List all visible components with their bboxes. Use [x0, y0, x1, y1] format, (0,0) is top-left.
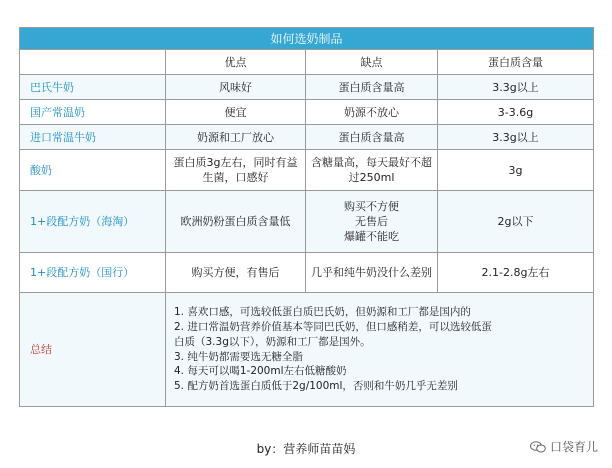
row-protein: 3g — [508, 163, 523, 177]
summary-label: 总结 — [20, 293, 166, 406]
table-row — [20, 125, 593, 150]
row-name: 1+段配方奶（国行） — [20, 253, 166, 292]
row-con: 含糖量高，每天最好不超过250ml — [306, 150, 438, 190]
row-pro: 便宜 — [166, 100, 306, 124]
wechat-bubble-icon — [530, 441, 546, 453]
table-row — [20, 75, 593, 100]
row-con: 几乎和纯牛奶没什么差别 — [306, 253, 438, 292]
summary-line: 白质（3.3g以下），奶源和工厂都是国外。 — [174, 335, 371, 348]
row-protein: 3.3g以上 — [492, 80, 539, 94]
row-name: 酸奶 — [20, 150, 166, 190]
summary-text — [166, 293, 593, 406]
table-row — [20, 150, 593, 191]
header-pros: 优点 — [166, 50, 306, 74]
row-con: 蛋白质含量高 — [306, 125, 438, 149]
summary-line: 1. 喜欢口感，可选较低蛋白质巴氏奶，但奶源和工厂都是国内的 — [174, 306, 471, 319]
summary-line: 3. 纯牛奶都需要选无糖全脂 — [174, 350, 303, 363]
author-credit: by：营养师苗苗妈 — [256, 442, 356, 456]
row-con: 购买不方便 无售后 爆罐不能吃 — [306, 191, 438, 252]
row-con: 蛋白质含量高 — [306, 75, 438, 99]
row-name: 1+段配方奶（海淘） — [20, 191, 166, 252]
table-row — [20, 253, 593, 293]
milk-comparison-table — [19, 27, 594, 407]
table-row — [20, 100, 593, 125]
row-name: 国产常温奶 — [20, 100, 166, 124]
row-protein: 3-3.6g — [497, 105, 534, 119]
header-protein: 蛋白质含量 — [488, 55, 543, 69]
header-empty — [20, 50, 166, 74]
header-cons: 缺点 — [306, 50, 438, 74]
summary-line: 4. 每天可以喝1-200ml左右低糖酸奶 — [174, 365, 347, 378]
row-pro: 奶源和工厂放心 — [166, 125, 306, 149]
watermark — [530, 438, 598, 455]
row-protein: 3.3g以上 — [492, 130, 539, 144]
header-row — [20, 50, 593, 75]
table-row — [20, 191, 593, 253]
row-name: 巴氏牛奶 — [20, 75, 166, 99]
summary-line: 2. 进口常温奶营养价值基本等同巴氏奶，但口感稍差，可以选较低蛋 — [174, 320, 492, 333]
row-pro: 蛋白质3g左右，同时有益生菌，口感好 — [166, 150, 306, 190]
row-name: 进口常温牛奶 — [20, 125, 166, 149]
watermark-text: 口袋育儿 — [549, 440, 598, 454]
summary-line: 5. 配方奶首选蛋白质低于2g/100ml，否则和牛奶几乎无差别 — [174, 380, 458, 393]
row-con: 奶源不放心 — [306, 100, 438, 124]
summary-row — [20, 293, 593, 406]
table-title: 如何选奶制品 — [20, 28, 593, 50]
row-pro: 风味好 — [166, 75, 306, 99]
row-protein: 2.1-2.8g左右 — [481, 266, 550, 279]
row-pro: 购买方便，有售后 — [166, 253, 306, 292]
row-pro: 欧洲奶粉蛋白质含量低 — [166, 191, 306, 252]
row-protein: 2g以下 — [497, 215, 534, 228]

───

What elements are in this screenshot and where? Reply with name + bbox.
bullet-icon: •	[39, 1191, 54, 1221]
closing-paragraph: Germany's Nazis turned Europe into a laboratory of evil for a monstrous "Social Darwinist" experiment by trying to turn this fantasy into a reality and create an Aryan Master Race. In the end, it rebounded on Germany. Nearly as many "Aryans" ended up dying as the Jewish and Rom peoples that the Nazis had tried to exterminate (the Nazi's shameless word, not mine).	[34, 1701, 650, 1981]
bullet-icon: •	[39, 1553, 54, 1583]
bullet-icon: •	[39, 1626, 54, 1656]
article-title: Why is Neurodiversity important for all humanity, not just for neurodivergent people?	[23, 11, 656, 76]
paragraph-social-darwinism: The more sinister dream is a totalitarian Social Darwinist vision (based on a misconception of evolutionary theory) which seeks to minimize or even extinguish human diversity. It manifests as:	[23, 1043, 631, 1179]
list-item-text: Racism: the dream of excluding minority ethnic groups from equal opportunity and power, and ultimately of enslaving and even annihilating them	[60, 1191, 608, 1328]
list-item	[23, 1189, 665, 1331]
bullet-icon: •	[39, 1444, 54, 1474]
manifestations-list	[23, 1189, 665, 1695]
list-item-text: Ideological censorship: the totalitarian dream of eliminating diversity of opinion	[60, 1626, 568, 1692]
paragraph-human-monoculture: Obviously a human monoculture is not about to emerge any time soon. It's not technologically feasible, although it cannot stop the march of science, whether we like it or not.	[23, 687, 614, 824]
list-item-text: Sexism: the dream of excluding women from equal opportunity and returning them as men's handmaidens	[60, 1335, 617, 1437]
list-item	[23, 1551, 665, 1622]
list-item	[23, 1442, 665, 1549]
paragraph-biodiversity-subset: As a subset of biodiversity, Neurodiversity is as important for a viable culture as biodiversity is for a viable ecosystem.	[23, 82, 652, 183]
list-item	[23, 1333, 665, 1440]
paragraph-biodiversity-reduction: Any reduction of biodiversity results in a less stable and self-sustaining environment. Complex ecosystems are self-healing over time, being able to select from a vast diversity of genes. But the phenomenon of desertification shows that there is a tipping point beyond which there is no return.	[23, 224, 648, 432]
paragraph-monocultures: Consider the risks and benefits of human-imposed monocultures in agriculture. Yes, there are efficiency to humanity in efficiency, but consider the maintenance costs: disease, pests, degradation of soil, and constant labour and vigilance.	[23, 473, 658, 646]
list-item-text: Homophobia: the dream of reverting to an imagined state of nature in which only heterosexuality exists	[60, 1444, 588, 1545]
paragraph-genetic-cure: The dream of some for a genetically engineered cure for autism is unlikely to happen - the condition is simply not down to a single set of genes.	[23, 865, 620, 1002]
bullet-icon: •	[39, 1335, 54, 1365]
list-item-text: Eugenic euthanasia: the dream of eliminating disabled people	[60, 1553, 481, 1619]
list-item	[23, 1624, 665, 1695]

───

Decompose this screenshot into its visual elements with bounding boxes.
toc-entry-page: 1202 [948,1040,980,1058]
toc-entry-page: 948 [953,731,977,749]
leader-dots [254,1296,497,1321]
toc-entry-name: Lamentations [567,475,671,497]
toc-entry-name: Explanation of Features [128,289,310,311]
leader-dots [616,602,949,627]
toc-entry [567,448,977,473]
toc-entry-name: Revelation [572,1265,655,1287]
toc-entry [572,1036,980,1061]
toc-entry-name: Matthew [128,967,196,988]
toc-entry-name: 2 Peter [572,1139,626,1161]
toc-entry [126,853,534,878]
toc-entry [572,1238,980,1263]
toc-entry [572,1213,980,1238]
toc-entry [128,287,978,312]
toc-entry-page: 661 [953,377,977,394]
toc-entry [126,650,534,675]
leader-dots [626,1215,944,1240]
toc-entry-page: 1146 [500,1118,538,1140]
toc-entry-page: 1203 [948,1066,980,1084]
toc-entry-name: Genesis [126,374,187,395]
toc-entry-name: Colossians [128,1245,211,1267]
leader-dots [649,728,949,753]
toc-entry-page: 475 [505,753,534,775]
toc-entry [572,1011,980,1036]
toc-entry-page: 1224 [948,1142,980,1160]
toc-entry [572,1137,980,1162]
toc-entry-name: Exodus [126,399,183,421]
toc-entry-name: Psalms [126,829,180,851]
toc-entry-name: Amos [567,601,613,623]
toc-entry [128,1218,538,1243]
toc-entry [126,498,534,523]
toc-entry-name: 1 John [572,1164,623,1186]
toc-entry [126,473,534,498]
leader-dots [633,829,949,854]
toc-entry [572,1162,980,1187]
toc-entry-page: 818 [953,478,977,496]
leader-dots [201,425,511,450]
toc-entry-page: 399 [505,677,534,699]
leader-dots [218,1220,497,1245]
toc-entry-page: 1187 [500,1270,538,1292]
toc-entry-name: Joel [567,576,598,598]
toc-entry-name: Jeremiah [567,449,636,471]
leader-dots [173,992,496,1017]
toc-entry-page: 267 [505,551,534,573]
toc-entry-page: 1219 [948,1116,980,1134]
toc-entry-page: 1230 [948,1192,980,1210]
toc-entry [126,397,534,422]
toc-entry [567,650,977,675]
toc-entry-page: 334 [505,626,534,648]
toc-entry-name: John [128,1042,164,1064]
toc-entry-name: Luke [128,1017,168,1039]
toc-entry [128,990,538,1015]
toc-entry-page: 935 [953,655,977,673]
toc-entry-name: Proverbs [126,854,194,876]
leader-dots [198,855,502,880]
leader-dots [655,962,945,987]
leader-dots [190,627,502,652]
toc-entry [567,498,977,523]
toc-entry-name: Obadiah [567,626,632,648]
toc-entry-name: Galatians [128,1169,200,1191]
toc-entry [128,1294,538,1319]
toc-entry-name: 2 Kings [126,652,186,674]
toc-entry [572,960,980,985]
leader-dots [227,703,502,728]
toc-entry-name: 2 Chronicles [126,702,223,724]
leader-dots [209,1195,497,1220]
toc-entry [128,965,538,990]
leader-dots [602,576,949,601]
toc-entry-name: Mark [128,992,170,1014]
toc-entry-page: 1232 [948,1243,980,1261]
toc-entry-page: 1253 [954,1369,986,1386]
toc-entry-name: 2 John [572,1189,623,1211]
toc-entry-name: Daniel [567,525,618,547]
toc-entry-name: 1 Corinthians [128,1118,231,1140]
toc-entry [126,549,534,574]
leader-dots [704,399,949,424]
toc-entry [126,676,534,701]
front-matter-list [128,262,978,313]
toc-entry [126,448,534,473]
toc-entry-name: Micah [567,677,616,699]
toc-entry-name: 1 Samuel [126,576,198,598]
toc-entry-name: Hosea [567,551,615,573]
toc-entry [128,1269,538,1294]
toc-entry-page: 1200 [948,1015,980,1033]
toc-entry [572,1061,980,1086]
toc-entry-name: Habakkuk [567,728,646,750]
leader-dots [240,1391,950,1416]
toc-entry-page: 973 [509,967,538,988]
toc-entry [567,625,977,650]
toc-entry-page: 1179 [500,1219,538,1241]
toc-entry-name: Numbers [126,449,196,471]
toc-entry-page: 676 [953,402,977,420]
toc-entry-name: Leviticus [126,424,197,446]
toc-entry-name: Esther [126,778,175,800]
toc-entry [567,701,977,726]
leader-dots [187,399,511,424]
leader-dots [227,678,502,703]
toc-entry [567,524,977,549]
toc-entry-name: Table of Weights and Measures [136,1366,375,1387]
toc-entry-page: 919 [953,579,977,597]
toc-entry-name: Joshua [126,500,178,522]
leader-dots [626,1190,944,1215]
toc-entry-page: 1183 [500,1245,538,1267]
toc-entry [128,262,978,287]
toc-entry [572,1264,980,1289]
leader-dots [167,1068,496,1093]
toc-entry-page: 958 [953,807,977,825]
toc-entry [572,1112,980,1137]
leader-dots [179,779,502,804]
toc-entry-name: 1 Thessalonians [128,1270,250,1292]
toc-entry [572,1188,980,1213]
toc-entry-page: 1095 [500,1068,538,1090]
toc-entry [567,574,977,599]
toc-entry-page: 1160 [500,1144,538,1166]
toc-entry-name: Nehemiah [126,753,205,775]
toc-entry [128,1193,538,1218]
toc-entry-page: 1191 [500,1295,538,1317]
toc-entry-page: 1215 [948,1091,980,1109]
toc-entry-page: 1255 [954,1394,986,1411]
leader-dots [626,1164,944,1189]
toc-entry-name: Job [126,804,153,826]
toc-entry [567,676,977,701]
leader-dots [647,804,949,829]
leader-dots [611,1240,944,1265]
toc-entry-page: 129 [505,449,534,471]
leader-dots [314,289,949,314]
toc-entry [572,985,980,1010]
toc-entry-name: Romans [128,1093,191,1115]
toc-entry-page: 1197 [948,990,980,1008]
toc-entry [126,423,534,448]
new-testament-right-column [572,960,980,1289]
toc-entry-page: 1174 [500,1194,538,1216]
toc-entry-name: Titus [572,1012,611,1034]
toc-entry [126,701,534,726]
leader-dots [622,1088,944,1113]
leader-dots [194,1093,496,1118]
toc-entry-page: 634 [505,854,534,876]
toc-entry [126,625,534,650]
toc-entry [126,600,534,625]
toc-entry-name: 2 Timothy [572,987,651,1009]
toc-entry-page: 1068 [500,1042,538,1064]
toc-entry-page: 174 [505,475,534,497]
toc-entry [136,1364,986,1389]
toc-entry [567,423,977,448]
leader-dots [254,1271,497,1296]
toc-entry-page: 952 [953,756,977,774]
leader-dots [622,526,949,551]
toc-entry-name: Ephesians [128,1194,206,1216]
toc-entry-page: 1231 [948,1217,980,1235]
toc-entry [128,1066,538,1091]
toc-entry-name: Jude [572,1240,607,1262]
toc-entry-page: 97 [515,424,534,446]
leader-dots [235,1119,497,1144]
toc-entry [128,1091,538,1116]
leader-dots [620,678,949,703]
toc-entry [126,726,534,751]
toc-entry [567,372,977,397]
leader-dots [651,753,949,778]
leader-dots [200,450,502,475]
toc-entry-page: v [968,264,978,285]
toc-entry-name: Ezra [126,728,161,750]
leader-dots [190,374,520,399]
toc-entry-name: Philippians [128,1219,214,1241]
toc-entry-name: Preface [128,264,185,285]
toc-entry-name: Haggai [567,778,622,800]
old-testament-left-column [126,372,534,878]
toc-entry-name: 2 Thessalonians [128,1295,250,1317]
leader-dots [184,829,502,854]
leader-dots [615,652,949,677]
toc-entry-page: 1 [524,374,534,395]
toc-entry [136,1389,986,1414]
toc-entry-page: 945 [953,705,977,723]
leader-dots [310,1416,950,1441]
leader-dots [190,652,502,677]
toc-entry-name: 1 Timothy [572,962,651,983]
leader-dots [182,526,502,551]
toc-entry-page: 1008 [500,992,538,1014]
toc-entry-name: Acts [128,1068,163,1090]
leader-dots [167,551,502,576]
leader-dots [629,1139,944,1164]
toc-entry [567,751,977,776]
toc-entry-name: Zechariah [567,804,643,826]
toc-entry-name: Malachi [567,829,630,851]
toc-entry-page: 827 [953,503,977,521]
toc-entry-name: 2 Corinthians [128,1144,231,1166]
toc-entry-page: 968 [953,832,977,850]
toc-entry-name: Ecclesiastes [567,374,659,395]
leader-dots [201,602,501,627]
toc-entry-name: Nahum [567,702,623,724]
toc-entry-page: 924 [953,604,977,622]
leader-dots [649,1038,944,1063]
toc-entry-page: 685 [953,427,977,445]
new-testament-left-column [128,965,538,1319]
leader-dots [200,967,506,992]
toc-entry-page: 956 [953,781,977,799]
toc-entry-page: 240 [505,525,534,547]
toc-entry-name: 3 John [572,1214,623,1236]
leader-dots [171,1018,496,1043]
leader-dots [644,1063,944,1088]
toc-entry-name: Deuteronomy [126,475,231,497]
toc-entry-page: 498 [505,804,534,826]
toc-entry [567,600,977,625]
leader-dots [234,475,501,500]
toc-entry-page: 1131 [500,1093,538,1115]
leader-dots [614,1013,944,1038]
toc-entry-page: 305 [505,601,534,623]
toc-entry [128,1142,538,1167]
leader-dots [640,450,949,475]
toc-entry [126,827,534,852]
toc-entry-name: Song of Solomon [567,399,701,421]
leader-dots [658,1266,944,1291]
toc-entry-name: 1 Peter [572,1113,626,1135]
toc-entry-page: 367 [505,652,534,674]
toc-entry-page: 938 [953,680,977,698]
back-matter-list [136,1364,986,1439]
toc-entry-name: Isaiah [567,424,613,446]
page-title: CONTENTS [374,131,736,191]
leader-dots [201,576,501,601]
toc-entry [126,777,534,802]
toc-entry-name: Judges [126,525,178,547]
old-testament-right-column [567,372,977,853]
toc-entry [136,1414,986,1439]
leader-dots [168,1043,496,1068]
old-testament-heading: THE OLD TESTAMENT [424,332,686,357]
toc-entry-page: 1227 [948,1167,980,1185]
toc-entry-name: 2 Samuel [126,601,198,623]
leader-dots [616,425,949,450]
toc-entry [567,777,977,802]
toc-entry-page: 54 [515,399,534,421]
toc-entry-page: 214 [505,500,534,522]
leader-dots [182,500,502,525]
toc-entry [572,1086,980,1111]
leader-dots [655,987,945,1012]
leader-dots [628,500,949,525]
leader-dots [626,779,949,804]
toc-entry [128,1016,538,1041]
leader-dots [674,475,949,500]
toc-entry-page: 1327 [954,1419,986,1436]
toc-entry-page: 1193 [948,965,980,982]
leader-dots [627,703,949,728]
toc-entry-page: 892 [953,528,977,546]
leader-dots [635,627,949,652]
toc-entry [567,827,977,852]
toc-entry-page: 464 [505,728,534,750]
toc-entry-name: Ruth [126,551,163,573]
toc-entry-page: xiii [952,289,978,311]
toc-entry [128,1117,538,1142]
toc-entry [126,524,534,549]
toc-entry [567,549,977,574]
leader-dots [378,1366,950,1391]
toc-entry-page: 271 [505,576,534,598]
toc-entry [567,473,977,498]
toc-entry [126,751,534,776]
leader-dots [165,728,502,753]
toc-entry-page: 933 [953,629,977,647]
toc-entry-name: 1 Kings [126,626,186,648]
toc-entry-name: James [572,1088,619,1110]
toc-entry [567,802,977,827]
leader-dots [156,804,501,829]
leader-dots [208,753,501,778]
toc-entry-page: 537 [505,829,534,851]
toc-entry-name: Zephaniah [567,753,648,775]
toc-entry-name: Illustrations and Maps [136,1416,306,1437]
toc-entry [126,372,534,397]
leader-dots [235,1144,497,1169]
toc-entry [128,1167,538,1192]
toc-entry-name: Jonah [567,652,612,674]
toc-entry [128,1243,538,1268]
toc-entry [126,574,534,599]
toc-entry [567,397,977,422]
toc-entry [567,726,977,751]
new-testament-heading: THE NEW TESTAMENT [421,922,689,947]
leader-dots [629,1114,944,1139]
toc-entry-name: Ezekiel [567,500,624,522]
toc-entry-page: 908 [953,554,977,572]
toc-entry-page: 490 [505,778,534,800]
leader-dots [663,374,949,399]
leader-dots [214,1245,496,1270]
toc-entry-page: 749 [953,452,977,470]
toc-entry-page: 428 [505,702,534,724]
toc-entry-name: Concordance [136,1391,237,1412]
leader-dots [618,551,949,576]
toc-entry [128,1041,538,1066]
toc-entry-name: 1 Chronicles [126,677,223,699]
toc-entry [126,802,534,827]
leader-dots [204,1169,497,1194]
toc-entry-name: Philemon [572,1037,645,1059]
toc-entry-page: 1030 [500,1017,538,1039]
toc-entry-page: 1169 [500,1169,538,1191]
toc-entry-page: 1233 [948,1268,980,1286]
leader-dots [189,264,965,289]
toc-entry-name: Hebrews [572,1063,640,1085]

───

§ Task description
For each line above that includes "John", copy the line.

§ Answer box
toc-entry-name: 1 John [572,1164,623,1186]
toc-entry-name: John [128,1042,164,1064]
toc-entry-name: 2 John [572,1189,623,1211]
toc-entry-name: 3 John [572,1214,623,1236]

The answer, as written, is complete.